To-do list:
1 - According to the summary in the blksnap patch, how many insertions does it add across its two files?
2 - Echo the part of the blksnap patch that begins at the words "Description of the" and stops after "changed, 392 insertions(+)".

>> START Document segment

2022-06-13 19:12:22

by Sergei Shtepa

[permalink] [raw]
Subject: [PATCH 07/20] block, blksnap: map of change block tracking

Description of the struct cbt_map for storing change map data and
functions for managing this map.

Signed-off-by: Sergei Shtepa <[email protected]>
---
drivers/block/blksnap/cbt_map.c | 280 ++++++++++++++++++++++++++++++++
drivers/block/blksnap/cbt_map.h | 112 +++++++++++++
2 files changed, 392 insertions(+)
create mode 100644 drivers/block/blksnap/cbt_map.c
create mode 100644 drivers/block/blksnap/cbt_map.h

diff --git a/drivers/block/blksnap/cbt_map.c b/drivers/block/blksnap/cbt_map.c
new file mode 100644
index 000000000000..aac0f9236d1a
--- /dev/null
+++ b/drivers/block/blksnap/cbt_map.c
@@ -0,0 +1,280 @@
+// SPDX-License-Identifier: GPL-2.0
+#define pr_fmt(fmt) KBUILD_MODNAME "-cbt_map: " fmt
+#include <linux/slab.h>
+#include <linux/blk_snap.h>
+#ifdef CONFIG_BLK_SNAP_DEBUG_MEMORY_LEAK
+#include "memory_checker.h"

>> END Document segment
>> START Data records

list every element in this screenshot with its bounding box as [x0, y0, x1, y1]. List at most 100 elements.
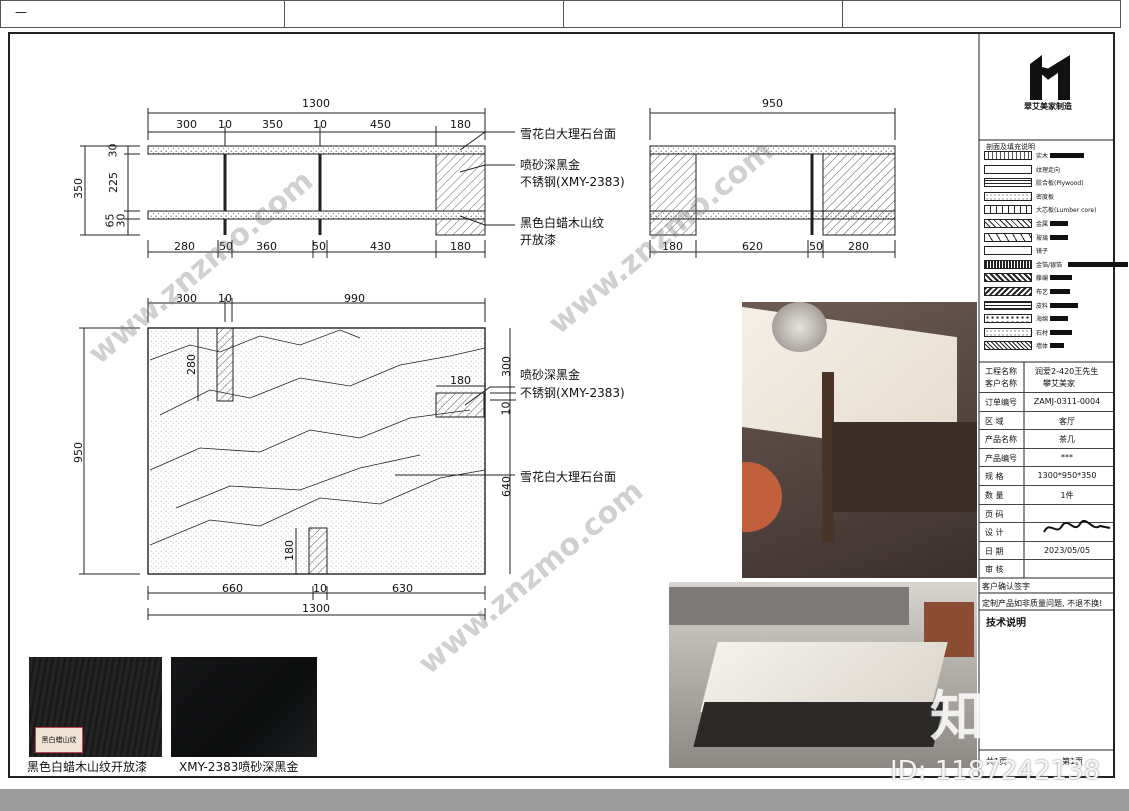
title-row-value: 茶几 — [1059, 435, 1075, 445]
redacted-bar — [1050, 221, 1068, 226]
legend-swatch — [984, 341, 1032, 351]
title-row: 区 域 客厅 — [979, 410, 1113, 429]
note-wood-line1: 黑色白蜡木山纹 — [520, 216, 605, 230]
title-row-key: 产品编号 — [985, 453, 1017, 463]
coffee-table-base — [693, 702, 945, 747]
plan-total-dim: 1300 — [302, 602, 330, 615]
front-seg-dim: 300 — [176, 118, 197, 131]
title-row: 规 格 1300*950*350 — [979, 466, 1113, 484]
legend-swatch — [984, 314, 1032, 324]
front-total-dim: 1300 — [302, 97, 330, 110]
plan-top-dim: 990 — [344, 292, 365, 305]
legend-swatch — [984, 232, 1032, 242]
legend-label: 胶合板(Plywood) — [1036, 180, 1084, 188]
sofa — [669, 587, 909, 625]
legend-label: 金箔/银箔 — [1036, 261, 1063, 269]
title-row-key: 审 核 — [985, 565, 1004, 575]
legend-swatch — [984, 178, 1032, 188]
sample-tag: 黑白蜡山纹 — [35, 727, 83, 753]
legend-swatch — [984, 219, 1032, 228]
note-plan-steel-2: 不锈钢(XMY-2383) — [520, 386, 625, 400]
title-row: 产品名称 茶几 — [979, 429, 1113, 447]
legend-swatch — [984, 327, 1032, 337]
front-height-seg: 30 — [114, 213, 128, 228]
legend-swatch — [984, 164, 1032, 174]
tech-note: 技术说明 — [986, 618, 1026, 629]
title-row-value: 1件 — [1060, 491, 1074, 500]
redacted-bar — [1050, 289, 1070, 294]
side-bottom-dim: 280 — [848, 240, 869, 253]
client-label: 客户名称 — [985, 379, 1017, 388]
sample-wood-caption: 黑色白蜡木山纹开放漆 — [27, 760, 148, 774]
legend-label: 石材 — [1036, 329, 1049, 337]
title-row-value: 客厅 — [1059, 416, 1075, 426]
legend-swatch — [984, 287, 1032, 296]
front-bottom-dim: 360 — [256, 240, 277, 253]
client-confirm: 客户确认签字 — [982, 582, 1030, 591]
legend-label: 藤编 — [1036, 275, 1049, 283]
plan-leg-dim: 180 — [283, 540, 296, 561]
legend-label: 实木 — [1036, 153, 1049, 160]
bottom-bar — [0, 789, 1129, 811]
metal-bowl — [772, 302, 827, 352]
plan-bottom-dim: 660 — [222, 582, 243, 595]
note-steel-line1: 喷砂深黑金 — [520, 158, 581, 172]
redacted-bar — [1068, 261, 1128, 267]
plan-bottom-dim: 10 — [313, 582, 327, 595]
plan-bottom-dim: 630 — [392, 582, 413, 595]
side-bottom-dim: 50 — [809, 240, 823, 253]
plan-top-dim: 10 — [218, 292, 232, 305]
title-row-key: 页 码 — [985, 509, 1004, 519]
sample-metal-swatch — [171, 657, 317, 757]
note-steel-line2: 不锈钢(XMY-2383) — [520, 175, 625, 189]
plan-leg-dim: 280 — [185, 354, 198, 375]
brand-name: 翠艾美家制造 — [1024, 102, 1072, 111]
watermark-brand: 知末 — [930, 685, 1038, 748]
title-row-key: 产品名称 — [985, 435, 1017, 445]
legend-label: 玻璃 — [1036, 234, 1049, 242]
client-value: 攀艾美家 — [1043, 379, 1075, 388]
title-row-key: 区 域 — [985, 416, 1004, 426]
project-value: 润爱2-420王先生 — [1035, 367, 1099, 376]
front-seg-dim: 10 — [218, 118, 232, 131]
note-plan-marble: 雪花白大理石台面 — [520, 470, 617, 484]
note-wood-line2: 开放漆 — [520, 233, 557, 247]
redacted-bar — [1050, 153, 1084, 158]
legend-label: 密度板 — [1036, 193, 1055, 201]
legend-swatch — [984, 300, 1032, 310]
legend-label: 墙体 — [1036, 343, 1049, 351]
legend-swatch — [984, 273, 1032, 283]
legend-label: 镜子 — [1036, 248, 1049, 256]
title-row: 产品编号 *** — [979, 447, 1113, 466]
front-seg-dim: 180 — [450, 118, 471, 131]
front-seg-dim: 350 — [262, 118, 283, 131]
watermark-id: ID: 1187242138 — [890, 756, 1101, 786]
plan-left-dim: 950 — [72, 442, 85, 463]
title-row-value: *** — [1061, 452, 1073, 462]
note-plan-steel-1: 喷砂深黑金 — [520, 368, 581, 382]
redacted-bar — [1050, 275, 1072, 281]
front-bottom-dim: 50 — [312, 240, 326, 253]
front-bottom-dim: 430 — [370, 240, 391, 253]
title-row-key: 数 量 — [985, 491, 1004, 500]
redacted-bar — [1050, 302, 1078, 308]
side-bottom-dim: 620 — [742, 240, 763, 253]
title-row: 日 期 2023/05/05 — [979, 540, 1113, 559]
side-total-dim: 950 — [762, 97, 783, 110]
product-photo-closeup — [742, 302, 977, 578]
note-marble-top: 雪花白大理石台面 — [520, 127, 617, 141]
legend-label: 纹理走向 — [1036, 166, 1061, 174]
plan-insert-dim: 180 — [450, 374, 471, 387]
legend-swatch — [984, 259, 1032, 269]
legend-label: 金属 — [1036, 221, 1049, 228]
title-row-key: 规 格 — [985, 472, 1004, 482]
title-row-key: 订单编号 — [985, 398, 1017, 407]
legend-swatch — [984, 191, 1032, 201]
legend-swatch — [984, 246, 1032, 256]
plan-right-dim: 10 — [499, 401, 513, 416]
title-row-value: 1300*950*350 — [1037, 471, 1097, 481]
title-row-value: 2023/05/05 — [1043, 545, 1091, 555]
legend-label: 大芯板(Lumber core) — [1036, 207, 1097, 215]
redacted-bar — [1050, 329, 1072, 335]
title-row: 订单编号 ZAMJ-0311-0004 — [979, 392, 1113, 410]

>> END Data records

Task results:
1 - 392 insertions.

2 -
Description of the struct cbt_map for storing change map data and
functions for managing this map.

Signed-off-by: Sergei Shtepa <[email protected]>
---
drivers/block/blksnap/cbt_map.c | 280 ++++++++++++++++++++++++++++++++
drivers/block/blksnap/cbt_map.h | 112 +++++++++++++
2 files changed, 392 insertions(+)